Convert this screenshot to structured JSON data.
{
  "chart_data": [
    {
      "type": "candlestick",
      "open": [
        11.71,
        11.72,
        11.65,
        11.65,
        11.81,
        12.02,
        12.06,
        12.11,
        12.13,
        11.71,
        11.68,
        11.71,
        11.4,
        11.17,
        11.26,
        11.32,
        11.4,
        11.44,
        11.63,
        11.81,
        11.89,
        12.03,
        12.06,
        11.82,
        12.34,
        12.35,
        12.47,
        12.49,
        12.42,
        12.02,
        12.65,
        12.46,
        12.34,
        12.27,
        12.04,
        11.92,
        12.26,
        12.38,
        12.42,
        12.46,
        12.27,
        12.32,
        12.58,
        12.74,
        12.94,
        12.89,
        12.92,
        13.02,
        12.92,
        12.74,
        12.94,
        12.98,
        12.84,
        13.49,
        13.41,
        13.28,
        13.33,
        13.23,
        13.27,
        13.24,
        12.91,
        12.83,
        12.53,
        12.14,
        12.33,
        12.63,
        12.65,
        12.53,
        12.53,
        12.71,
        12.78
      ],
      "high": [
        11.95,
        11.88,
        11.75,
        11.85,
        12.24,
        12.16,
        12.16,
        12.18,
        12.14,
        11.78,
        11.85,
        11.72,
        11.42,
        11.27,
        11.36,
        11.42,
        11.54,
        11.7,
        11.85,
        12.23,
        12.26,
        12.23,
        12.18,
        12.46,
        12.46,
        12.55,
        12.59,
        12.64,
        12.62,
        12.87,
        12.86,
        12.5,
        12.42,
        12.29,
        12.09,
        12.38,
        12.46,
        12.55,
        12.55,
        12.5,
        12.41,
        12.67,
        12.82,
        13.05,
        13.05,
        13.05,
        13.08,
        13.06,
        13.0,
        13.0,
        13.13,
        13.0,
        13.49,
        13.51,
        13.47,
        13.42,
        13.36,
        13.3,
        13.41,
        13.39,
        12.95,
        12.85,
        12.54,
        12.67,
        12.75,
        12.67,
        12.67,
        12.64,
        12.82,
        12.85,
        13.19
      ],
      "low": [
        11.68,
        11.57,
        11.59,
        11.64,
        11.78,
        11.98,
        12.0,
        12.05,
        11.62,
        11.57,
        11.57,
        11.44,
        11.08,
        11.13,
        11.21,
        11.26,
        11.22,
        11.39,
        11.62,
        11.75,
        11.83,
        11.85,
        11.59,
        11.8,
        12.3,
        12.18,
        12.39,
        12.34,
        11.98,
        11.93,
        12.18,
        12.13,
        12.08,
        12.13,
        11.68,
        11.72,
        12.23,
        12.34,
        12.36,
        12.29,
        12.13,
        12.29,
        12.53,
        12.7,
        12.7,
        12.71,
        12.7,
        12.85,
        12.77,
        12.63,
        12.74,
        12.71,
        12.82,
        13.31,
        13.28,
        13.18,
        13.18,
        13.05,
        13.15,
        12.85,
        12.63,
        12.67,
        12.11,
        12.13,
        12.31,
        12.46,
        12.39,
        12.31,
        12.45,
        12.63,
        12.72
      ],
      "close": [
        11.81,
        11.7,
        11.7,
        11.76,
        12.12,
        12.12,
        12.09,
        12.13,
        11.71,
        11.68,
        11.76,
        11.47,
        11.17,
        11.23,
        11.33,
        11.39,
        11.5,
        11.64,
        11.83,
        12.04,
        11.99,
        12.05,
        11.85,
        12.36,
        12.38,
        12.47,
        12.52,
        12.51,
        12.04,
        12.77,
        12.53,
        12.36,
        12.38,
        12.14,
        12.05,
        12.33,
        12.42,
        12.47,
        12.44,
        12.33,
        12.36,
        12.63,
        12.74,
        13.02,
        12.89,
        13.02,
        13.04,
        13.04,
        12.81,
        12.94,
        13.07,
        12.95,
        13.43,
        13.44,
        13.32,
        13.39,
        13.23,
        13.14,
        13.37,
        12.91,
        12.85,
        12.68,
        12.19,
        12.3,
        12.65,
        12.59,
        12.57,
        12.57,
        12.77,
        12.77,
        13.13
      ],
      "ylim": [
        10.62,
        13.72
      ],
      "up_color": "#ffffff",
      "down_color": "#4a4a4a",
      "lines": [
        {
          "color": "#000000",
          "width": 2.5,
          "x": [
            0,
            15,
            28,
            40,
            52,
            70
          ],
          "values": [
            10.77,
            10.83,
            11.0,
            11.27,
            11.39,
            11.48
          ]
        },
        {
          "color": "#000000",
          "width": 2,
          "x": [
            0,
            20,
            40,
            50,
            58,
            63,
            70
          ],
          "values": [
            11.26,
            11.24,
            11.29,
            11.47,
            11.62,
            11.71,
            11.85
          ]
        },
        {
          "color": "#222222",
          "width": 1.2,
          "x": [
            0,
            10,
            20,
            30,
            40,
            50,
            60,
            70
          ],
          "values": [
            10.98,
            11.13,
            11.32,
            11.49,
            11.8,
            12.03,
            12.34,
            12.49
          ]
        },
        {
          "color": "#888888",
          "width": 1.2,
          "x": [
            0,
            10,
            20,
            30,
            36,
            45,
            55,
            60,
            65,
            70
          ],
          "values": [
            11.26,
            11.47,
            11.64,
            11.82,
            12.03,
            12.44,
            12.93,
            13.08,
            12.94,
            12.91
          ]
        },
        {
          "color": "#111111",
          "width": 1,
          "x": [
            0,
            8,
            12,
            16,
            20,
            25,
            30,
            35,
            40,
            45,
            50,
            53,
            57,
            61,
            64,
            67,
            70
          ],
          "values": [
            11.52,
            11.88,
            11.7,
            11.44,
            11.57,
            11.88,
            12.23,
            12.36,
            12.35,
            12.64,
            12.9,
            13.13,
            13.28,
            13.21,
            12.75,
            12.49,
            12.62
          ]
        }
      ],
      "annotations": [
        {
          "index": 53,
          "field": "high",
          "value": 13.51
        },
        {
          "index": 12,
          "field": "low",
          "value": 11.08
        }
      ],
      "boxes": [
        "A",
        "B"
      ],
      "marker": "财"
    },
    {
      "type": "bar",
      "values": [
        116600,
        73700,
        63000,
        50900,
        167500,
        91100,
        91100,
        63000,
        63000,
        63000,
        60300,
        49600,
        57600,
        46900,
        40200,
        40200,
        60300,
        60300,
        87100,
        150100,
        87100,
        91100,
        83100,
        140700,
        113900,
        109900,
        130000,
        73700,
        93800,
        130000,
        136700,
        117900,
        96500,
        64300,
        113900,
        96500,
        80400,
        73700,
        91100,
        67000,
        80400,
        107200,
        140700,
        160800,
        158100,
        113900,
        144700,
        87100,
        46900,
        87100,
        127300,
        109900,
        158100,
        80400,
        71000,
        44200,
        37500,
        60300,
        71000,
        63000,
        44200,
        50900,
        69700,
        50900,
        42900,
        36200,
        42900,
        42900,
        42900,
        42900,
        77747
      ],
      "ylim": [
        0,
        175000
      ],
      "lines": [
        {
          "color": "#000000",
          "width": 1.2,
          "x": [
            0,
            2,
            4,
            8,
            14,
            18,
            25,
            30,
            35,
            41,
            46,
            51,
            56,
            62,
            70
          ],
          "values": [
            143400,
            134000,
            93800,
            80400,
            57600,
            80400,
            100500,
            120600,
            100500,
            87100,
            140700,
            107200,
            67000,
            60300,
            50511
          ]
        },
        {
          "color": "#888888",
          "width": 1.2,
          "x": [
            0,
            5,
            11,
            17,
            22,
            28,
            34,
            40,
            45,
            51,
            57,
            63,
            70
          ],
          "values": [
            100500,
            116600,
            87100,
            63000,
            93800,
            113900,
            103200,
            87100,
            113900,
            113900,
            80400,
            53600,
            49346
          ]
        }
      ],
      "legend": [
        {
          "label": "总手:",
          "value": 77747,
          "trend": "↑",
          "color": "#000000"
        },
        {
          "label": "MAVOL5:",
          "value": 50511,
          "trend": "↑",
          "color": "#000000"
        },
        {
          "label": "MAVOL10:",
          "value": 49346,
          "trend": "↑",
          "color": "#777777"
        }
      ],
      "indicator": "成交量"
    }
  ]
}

+ + + + +

WRITTEN REQUEST: Pull every line containing the word "label" out of the material and copy it.

ANSWER IN FULL:
          "label": "总手:",
          "label": "MAVOL5:",
          "label": "MAVOL10:",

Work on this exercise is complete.